**Directive:** Check each line of the listing below for the string "Ulricus", and copy the ones that have it.

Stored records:
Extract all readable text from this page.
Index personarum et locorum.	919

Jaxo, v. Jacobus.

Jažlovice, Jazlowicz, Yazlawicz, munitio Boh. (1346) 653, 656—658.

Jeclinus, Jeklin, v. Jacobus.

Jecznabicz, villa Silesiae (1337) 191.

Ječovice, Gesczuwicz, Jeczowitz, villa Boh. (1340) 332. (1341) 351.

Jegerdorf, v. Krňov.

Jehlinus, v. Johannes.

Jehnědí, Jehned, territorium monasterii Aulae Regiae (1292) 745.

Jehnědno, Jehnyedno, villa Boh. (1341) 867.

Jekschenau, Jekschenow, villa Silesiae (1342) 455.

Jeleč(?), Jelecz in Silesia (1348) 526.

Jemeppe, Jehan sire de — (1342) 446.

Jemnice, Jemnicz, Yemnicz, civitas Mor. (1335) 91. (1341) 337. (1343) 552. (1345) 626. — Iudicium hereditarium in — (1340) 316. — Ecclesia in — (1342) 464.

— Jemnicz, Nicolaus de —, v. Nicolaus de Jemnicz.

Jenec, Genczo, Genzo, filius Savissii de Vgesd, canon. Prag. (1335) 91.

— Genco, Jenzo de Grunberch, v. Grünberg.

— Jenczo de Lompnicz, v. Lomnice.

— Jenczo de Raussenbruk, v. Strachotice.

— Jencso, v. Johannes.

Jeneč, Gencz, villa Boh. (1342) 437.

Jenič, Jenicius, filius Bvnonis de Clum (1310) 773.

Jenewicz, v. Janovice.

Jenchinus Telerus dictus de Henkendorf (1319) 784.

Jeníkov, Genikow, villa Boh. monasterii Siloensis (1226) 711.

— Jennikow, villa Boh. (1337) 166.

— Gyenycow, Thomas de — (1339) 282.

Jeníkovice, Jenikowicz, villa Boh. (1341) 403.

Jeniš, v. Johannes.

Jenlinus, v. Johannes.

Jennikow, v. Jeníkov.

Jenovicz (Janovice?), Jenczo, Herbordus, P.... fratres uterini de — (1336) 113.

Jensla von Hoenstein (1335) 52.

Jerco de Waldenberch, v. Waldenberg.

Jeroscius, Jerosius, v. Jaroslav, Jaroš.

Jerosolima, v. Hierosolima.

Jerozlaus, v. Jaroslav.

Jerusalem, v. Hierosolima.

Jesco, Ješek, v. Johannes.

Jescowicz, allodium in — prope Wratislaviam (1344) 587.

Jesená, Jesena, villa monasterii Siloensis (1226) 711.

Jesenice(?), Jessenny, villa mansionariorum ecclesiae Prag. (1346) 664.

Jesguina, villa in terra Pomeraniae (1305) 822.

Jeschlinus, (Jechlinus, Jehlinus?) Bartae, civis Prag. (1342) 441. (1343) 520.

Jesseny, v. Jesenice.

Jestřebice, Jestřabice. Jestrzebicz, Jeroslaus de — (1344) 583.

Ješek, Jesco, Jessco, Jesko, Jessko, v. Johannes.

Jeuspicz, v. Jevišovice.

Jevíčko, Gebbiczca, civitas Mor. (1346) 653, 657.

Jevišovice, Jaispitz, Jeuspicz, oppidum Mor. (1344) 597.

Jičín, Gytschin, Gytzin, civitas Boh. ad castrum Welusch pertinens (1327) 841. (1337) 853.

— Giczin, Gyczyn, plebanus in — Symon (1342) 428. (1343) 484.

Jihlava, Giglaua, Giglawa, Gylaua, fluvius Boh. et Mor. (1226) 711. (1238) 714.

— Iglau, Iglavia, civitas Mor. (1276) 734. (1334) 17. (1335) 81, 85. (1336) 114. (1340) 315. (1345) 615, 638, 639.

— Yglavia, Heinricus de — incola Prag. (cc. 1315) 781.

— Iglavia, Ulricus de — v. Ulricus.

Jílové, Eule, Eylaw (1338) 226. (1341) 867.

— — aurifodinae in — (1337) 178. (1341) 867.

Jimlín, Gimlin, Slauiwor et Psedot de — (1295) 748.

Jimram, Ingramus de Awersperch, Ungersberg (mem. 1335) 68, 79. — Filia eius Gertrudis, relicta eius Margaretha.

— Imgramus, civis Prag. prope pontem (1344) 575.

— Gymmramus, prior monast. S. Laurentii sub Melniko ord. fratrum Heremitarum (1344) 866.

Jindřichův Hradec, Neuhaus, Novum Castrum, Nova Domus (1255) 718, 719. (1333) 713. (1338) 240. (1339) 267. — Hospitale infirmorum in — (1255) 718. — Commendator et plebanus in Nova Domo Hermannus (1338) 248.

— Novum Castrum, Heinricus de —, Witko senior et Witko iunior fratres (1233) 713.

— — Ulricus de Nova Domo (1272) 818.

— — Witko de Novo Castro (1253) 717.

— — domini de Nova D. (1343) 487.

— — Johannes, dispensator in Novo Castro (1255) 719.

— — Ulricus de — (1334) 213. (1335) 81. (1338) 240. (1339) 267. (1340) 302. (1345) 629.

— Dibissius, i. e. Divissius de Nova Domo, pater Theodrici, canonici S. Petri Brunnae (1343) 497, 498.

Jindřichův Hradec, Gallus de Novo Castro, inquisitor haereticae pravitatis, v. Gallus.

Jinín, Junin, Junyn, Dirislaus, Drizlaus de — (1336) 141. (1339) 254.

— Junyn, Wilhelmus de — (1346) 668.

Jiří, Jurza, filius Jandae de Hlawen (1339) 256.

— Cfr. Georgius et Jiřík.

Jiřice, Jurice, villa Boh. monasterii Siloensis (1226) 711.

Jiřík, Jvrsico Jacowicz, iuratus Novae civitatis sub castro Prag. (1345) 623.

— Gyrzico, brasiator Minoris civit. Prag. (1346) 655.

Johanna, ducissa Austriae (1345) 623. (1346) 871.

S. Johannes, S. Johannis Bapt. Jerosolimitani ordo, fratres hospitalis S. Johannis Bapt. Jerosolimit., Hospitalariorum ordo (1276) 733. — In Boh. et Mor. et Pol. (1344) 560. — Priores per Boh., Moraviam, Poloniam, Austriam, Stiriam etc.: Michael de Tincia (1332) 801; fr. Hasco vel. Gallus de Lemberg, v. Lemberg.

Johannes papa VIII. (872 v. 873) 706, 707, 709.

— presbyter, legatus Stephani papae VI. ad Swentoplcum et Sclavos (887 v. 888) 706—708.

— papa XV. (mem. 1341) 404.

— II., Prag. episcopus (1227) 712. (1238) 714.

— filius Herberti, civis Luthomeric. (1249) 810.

**Task solution:**
— Iglavia, Ulricus de — v. Ulricus.
— — Ulricus de Nova Domo (1272) 818.
— — Ulricus de — (1334) 213. (1335) 81. (1338) 240. (1339) 267. (1340) 302. (1345) 629.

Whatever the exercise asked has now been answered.